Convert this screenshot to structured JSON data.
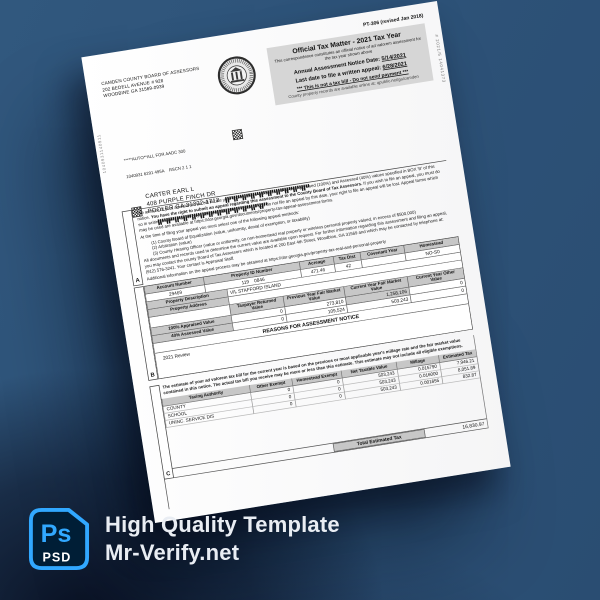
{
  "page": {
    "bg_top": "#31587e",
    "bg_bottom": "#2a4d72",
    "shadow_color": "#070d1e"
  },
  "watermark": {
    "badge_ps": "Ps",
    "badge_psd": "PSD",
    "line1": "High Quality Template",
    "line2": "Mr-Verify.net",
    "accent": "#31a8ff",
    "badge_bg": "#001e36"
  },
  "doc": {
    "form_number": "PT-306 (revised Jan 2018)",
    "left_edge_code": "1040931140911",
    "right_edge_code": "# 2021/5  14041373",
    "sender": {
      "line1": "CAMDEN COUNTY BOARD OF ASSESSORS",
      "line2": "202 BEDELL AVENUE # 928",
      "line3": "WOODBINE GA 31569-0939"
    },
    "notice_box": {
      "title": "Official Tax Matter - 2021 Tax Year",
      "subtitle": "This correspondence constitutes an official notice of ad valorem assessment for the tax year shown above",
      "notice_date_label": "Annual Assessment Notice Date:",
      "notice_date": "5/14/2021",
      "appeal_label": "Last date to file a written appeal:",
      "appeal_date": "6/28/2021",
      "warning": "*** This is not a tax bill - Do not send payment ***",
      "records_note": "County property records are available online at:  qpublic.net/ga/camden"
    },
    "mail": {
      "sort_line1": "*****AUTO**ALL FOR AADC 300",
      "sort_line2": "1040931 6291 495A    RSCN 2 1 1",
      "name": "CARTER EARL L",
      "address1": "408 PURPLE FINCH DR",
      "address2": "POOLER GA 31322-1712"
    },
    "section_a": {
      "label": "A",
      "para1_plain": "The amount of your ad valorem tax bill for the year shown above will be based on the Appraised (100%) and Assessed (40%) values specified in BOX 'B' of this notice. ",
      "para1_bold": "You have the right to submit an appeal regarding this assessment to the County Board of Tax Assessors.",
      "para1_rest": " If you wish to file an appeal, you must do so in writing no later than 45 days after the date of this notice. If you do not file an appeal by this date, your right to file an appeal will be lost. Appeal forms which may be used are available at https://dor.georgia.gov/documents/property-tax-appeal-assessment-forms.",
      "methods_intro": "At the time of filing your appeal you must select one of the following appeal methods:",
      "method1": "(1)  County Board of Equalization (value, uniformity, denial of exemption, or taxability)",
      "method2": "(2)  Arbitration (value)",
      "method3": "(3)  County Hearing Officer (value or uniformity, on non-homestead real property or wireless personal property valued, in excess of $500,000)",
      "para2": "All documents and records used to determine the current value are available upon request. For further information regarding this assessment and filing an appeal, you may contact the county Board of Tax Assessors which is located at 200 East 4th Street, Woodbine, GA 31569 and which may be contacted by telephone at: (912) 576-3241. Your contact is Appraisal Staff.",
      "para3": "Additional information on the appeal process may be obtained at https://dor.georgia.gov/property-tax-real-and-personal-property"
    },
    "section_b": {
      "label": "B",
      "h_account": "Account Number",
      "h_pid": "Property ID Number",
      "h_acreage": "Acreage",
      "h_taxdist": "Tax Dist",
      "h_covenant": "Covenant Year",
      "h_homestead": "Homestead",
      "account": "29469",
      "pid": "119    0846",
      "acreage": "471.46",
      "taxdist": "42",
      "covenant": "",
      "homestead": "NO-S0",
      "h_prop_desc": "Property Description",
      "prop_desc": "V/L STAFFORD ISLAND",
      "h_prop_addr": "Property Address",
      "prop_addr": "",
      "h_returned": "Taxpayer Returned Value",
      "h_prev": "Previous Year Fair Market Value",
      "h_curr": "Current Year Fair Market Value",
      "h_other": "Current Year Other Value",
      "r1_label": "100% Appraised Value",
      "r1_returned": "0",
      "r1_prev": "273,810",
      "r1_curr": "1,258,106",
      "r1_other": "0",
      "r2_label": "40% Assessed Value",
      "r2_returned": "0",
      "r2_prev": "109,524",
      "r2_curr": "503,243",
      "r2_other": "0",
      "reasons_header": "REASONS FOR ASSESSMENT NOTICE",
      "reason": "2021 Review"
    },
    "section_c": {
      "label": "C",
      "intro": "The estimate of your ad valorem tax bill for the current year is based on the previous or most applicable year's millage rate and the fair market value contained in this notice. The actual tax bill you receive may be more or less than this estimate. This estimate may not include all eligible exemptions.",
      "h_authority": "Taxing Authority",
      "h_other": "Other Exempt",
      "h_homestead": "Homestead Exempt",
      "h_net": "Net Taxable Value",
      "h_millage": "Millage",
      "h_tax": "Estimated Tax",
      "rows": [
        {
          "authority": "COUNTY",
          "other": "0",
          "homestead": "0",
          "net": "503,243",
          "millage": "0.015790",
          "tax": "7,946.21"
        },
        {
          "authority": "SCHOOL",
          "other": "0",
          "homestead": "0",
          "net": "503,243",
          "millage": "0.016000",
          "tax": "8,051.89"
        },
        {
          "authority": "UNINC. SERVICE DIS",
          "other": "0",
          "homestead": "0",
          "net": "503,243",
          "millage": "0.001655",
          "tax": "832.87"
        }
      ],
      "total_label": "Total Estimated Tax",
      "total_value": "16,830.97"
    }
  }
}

▬▬▬▬▬▬▬▬▬▬

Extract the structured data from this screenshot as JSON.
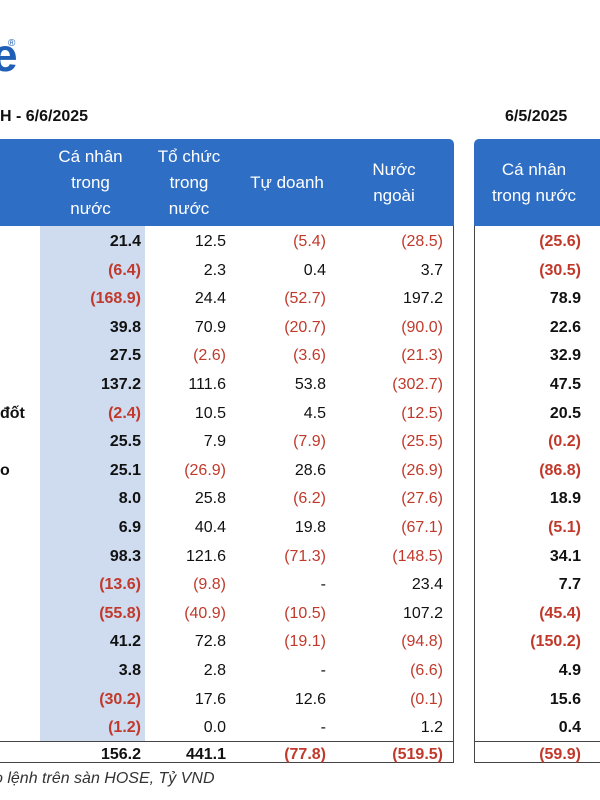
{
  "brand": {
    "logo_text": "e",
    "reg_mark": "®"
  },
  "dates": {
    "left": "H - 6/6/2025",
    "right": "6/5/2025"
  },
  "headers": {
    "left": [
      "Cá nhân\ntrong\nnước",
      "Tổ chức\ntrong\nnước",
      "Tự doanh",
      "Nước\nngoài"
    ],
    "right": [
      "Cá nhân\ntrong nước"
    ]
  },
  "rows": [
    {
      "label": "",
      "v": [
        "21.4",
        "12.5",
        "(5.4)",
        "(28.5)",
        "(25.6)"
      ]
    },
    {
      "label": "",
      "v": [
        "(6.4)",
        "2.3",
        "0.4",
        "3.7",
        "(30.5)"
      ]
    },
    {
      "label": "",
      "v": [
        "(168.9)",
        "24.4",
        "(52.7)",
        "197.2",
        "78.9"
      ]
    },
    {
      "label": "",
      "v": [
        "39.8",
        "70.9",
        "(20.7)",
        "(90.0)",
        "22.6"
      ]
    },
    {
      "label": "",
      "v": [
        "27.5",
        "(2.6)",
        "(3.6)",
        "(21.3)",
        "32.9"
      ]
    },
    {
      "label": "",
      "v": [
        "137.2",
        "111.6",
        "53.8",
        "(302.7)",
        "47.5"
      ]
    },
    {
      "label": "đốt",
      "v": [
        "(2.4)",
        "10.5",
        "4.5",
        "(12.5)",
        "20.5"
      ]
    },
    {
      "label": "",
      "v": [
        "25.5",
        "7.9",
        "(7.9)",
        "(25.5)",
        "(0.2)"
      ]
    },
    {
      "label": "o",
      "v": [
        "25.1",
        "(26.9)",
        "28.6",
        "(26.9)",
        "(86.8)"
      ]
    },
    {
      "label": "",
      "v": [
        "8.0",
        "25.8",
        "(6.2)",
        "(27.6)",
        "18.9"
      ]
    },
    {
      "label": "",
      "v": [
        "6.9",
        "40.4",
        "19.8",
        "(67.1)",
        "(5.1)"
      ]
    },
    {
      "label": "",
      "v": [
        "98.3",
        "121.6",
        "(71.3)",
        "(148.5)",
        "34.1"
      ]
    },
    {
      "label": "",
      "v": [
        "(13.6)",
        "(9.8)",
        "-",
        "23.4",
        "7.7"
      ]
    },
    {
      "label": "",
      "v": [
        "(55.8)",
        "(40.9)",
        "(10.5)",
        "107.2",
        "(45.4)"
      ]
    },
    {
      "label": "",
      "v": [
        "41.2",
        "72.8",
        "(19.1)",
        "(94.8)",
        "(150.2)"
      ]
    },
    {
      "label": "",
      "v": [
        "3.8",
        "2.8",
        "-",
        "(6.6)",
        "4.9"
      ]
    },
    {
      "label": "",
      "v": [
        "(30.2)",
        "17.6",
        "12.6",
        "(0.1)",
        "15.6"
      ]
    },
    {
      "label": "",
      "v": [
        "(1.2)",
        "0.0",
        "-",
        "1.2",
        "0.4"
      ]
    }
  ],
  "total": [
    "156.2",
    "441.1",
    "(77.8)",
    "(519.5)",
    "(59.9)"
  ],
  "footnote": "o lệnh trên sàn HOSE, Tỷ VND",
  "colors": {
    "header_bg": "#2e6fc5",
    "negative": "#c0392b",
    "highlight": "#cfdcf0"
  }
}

▬▬▬▬▬▬▬▬▬▬

▶ [STATED TASK]
Going through the entries above, report how many lines include the string "regarding". The number alone is the answer.

▶ [RESPONSE FOR THIS EXERCISE]
2